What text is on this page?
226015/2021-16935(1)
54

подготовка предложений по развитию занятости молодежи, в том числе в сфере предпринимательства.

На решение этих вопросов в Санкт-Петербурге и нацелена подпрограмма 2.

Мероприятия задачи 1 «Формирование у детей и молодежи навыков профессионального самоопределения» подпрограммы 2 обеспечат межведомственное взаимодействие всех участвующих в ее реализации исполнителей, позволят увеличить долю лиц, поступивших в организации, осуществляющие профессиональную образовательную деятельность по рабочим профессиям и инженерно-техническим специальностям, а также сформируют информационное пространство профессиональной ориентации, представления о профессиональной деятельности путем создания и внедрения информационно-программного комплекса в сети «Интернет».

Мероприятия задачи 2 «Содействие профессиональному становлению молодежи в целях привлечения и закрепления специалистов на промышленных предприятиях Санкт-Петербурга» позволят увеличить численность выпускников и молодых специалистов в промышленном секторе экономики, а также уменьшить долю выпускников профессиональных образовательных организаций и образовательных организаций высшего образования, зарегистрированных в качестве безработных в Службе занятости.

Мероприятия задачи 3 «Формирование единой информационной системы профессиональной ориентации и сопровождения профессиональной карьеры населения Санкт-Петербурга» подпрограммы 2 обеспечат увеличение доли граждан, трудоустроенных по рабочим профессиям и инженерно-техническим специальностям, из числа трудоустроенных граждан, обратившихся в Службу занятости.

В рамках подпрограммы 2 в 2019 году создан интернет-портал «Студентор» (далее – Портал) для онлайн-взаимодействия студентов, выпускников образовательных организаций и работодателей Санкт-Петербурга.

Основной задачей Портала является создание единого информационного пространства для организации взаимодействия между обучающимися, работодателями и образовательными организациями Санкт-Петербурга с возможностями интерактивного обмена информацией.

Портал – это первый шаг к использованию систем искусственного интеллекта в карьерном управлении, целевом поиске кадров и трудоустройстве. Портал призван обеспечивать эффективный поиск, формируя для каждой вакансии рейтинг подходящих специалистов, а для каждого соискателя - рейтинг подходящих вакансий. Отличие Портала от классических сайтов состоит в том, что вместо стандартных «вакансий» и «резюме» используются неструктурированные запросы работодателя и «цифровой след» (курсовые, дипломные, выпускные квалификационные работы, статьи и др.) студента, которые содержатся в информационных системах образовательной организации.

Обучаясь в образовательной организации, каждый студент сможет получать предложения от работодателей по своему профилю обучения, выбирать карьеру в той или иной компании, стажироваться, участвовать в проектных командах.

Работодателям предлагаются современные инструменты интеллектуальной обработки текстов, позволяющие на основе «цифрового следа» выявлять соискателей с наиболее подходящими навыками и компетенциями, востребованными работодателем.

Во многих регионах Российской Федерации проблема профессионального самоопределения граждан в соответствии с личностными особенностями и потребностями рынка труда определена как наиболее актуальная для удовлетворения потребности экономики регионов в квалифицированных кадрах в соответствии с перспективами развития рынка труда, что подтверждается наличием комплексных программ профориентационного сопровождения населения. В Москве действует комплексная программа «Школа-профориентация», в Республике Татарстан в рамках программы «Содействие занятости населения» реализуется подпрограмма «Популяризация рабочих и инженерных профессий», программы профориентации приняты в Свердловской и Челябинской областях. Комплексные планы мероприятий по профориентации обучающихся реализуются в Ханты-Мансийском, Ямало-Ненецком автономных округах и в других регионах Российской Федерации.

## What is asked
Your task is to return the full listing exactly as it was given.

## Task answer
What text is on this page?
226015/2021-16935(1)
54

подготовка предложений по развитию занятости молодежи, в том числе в сфере предпринимательства.

На решение этих вопросов в Санкт-Петербурге и нацелена подпрограмма 2.

Мероприятия задачи 1 «Формирование у детей и молодежи навыков профессионального самоопределения» подпрограммы 2 обеспечат межведомственное взаимодействие всех участвующих в ее реализации исполнителей, позволят увеличить долю лиц, поступивших в организации, осуществляющие профессиональную образовательную деятельность по рабочим профессиям и инженерно-техническим специальностям, а также сформируют информационное пространство профессиональной ориентации, представления о профессиональной деятельности путем создания и внедрения информационно-программного комплекса в сети «Интернет».

Мероприятия задачи 2 «Содействие профессиональному становлению молодежи в целях привлечения и закрепления специалистов на промышленных предприятиях Санкт-Петербурга» позволят увеличить численность выпускников и молодых специалистов в промышленном секторе экономики, а также уменьшить долю выпускников профессиональных образовательных организаций и образовательных организаций высшего образования, зарегистрированных в качестве безработных в Службе занятости.

Мероприятия задачи 3 «Формирование единой информационной системы профессиональной ориентации и сопровождения профессиональной карьеры населения Санкт-Петербурга» подпрограммы 2 обеспечат увеличение доли граждан, трудоустроенных по рабочим профессиям и инженерно-техническим специальностям, из числа трудоустроенных граждан, обратившихся в Службу занятости.

В рамках подпрограммы 2 в 2019 году создан интернет-портал «Студентор» (далее – Портал) для онлайн-взаимодействия студентов, выпускников образовательных организаций и работодателей Санкт-Петербурга.

Основной задачей Портала является создание единого информационного пространства для организации взаимодействия между обучающимися, работодателями и образовательными организациями Санкт-Петербурга с возможностями интерактивного обмена информацией.

Портал – это первый шаг к использованию систем искусственного интеллекта в карьерном управлении, целевом поиске кадров и трудоустройстве. Портал призван обеспечивать эффективный поиск, формируя для каждой вакансии рейтинг подходящих специалистов, а для каждого соискателя - рейтинг подходящих вакансий. Отличие Портала от классических сайтов состоит в том, что вместо стандартных «вакансий» и «резюме» используются неструктурированные запросы работодателя и «цифровой след» (курсовые, дипломные, выпускные квалификационные работы, статьи и др.) студента, которые содержатся в информационных системах образовательной организации.

Обучаясь в образовательной организации, каждый студент сможет получать предложения от работодателей по своему профилю обучения, выбирать карьеру в той или иной компании, стажироваться, участвовать в проектных командах.

Работодателям предлагаются современные инструменты интеллектуальной обработки текстов, позволяющие на основе «цифрового следа» выявлять соискателей с наиболее подходящими навыками и компетенциями, востребованными работодателем.

Во многих регионах Российской Федерации проблема профессионального самоопределения граждан в соответствии с личностными особенностями и потребностями рынка труда определена как наиболее актуальная для удовлетворения потребности экономики регионов в квалифицированных кадрах в соответствии с перспективами развития рынка труда, что подтверждается наличием комплексных программ профориентационного сопровождения населения. В Москве действует комплексная программа «Школа-профориентация», в Республике Татарстан в рамках программы «Содействие занятости населения» реализуется подпрограмма «Популяризация рабочих и инженерных профессий», программы профориентации приняты в Свердловской и Челябинской областях. Комплексные планы мероприятий по профориентации обучающихся реализуются в Ханты-Мансийском, Ямало-Ненецком автономных округах и в других регионах Российской Федерации.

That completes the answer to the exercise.